> [Objective]: Return all lines that include the string "migration".

> [Data shown]:
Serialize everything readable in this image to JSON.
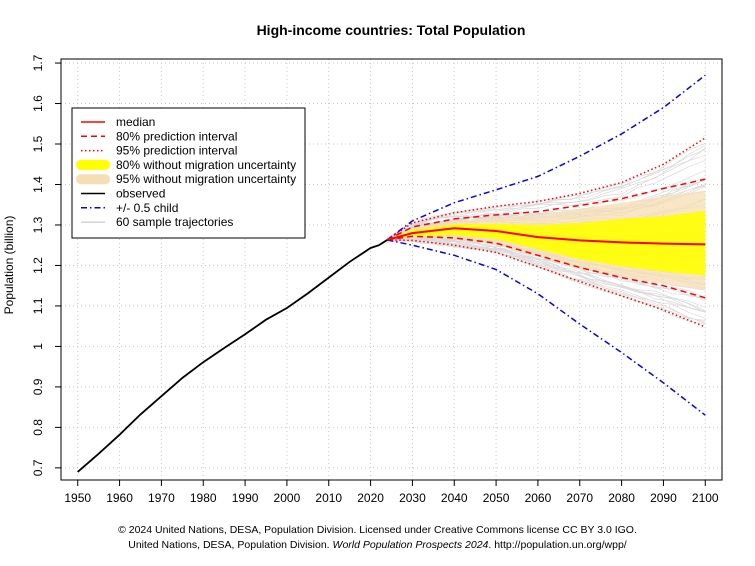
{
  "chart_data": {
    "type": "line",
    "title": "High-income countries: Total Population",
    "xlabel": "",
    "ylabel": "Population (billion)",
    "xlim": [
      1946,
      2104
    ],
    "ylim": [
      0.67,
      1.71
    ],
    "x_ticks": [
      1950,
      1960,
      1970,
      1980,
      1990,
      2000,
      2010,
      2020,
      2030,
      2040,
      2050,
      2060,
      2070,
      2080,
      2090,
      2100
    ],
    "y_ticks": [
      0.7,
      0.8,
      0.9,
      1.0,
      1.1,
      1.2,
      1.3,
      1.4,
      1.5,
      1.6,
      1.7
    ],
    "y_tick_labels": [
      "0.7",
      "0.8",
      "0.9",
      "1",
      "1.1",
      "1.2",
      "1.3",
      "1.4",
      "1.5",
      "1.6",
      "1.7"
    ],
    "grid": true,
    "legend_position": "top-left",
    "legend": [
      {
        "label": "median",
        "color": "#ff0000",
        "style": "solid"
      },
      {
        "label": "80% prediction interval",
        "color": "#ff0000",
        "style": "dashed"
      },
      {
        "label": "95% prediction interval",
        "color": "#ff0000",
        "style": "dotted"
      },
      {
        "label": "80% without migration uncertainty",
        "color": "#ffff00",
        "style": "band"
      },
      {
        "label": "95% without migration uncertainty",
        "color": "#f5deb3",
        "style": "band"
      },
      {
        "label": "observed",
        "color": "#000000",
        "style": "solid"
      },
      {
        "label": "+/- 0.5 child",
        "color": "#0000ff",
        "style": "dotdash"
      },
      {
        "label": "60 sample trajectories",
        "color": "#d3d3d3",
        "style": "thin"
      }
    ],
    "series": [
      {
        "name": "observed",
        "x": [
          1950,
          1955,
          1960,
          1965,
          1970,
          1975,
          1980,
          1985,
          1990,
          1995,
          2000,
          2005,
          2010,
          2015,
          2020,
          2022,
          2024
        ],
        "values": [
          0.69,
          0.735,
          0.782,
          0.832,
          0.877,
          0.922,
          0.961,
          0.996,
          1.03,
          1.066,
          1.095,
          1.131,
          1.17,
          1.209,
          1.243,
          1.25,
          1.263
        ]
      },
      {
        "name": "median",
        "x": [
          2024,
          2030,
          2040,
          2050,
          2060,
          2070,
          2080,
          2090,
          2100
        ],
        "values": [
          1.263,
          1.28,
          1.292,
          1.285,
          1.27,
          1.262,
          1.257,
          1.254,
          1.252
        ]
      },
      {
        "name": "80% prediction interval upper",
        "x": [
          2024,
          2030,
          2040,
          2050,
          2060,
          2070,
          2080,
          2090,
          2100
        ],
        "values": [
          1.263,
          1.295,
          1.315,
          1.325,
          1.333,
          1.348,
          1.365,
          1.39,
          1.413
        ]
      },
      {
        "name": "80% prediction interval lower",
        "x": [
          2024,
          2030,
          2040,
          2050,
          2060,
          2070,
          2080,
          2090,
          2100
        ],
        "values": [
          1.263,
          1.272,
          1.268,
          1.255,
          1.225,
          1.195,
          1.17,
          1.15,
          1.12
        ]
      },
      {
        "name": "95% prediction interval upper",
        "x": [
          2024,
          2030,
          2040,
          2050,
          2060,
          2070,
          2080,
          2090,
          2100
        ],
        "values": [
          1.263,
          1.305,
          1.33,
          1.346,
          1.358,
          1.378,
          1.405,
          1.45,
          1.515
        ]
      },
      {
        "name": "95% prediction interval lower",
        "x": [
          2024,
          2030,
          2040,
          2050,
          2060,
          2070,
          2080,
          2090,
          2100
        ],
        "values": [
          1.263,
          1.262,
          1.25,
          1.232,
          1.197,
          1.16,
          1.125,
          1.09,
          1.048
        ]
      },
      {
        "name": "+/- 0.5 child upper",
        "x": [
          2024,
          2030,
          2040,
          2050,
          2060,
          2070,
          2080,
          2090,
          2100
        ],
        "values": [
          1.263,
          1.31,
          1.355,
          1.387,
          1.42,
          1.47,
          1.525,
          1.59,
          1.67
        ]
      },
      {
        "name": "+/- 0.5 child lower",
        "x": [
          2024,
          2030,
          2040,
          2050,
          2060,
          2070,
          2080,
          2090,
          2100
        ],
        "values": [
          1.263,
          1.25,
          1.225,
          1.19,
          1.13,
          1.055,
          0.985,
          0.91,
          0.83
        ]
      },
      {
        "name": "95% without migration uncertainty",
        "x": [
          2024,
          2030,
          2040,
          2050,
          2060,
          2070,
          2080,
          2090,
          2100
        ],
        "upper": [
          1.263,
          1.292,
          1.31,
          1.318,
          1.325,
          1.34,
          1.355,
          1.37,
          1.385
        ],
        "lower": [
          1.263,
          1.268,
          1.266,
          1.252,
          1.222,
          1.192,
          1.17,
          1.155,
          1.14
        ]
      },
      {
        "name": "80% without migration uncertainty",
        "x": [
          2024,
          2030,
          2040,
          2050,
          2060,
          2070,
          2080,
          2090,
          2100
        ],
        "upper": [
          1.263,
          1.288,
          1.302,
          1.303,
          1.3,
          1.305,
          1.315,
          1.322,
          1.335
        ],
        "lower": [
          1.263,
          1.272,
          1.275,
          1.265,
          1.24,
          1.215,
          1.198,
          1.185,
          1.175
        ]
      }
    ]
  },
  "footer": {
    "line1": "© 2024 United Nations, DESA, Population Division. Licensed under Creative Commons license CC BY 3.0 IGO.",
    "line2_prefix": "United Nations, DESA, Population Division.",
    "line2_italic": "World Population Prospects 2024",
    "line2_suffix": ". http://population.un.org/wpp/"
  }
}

> [Solution to this task]:
        "label": "80% without migration uncertainty",
        "label": "95% without migration uncertainty",
        "name": "95% without migration uncertainty",
        "name": "80% without migration uncertainty",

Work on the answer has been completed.